** Begin **
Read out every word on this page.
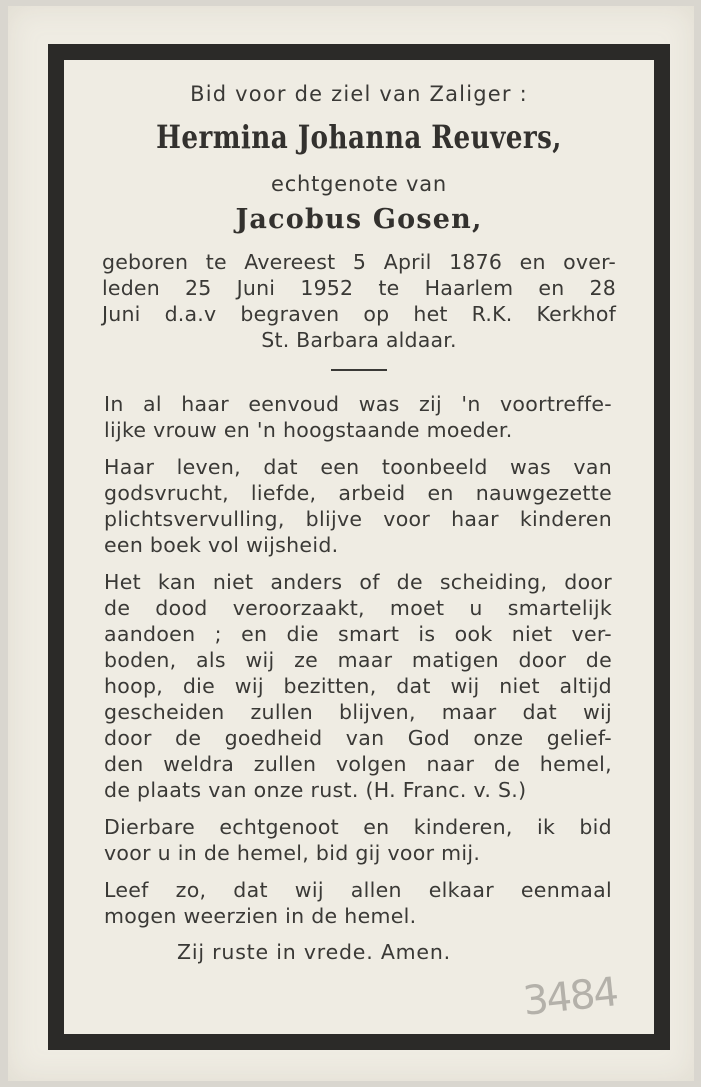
Bid voor de ziel van Zaliger :
Hermina Johanna Reuvers,
echtgenote van
Jacobus Gosen,
geboren te Avereest 5 April 1876 en over-
leden 25 Juni 1952 te Haarlem en 28
Juni d.a.v begraven op het R.K. Kerkhof
St. Barbara aldaar.
In al haar eenvoud was zij 'n voortreffe-
lijke vrouw en 'n hoogstaande moeder.
Haar leven, dat een toonbeeld was van
godsvrucht, liefde, arbeid en nauwgezette
plichtsvervulling, blijve voor haar kinderen
een boek vol wijsheid.
Het kan niet anders of de scheiding, door
de dood veroorzaakt, moet u smartelijk
aandoen ; en die smart is ook niet ver-
boden, als wij ze maar matigen door de
hoop, die wij bezitten, dat wij niet altijd
gescheiden zullen blijven, maar dat wij
door de goedheid van God onze gelief-
den weldra zullen volgen naar de hemel,
de plaats van onze rust. (H. Franc. v. S.)
Dierbare echtgenoot en kinderen, ik bid
voor u in de hemel, bid gij voor mij.
Leef zo, dat wij allen elkaar eenmaal
mogen weerzien in de hemel.
Zij ruste in vrede. Amen.
3484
** End **
**Your instructions:** In the entries above, identify every line with the word "door". Copy those lines.

**Worked solution:**
Het kan niet anders of de scheiding, door
boden, als wij ze maar matigen door de
door de goedheid van God onze gelief-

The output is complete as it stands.